The request →
Could you rewrite the rows from the start through the line containing "295, 434, 319]", substituting "text-node" for every "svg-text" and leaving everything else unchanged?

Records supplied →
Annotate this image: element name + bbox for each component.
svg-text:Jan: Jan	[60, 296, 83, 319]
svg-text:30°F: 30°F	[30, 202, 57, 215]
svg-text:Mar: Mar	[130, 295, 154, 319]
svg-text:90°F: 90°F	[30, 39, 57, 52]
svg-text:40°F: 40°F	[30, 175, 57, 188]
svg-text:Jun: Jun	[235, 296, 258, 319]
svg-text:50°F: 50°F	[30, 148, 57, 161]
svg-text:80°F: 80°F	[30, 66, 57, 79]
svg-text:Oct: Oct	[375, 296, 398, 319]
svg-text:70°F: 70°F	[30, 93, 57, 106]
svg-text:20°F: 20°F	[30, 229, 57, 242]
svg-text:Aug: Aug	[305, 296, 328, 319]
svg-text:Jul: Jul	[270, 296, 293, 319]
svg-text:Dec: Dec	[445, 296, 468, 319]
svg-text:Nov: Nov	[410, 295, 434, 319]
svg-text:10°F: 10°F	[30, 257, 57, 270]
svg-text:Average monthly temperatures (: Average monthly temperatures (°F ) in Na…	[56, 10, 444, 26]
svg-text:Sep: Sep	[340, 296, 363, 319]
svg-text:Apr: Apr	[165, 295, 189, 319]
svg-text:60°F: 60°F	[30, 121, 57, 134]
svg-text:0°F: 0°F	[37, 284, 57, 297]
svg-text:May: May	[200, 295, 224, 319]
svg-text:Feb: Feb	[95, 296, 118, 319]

Solution to this problem →
Annotate this image: element name + bbox for each component.
text-node:Jan: Jan	[60, 296, 83, 319]
text-node:30°F: 30°F	[30, 202, 57, 215]
text-node:Mar: Mar	[130, 295, 154, 319]
text-node:90°F: 90°F	[30, 39, 57, 52]
text-node:40°F: 40°F	[30, 175, 57, 188]
text-node:Jun: Jun	[235, 296, 258, 319]
text-node:50°F: 50°F	[30, 148, 57, 161]
text-node:80°F: 80°F	[30, 66, 57, 79]
text-node:Oct: Oct	[375, 296, 398, 319]
text-node:70°F: 70°F	[30, 93, 57, 106]
text-node:20°F: 20°F	[30, 229, 57, 242]
text-node:Aug: Aug	[305, 296, 328, 319]
text-node:Jul: Jul	[270, 296, 293, 319]
text-node:Dec: Dec	[445, 296, 468, 319]
text-node:Nov: Nov	[410, 295, 434, 319]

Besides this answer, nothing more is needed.